Work to be completed —
Collect from the data below each line with "JSON".

====

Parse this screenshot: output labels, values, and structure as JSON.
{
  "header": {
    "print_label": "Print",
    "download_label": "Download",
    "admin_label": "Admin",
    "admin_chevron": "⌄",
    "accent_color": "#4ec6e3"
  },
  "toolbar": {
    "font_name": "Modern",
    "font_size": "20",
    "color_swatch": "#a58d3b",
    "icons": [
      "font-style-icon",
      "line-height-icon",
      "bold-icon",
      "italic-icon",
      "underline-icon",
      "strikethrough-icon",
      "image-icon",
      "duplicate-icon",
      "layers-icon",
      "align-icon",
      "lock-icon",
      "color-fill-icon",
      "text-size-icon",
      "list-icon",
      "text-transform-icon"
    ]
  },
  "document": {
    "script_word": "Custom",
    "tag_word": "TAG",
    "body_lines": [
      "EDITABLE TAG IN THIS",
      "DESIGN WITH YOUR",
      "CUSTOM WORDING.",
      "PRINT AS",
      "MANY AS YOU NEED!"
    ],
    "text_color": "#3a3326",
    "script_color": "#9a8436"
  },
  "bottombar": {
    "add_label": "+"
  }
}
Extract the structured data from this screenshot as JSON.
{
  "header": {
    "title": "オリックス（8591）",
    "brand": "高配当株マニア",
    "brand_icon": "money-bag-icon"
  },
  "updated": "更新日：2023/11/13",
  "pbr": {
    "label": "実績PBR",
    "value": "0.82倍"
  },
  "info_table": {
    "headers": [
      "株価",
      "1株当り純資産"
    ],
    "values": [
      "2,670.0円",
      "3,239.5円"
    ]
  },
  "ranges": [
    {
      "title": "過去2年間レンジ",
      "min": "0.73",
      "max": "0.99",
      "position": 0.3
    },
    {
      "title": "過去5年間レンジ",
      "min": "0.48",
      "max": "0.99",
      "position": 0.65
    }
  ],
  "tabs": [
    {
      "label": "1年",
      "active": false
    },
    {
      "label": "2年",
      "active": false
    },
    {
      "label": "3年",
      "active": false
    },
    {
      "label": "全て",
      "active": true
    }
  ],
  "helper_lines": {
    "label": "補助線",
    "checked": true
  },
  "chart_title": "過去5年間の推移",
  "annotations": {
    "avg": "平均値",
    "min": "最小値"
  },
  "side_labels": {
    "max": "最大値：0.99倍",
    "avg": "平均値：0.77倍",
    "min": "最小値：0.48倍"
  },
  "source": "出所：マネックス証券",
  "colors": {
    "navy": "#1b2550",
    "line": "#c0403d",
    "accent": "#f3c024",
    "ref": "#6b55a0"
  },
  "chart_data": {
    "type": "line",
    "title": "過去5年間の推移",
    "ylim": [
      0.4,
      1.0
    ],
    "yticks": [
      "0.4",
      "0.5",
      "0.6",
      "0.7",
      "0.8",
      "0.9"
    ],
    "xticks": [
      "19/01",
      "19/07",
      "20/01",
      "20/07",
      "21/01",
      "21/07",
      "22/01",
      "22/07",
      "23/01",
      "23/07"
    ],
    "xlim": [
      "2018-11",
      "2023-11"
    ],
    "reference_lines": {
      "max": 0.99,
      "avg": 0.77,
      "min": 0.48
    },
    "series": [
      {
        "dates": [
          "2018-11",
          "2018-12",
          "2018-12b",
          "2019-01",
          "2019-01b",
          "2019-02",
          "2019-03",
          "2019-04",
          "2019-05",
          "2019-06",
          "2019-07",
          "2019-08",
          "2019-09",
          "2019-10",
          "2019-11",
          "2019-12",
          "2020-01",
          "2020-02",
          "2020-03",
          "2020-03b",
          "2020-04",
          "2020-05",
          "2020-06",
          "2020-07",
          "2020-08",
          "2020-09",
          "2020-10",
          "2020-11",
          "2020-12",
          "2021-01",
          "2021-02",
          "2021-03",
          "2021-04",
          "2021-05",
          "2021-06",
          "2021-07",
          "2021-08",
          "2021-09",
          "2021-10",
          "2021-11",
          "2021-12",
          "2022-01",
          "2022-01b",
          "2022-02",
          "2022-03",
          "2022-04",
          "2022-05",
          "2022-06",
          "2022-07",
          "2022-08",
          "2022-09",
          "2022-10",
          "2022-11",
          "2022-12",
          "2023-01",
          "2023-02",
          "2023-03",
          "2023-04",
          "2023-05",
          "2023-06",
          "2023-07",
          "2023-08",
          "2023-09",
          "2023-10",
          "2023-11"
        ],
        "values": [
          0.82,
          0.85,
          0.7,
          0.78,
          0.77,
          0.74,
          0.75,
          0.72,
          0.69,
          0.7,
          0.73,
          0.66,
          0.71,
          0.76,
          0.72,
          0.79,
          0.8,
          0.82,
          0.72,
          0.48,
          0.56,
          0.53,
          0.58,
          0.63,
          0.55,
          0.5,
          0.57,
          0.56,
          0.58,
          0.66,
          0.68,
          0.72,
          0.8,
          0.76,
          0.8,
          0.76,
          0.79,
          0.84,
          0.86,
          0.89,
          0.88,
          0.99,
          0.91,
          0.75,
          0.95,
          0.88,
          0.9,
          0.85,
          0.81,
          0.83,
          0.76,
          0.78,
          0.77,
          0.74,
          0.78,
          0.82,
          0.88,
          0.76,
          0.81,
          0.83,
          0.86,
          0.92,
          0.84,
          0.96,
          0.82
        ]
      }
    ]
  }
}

====

Correct output —
Parse this screenshot: output labels, values, and structure as JSON.
Extract the structured data from this screenshot as JSON.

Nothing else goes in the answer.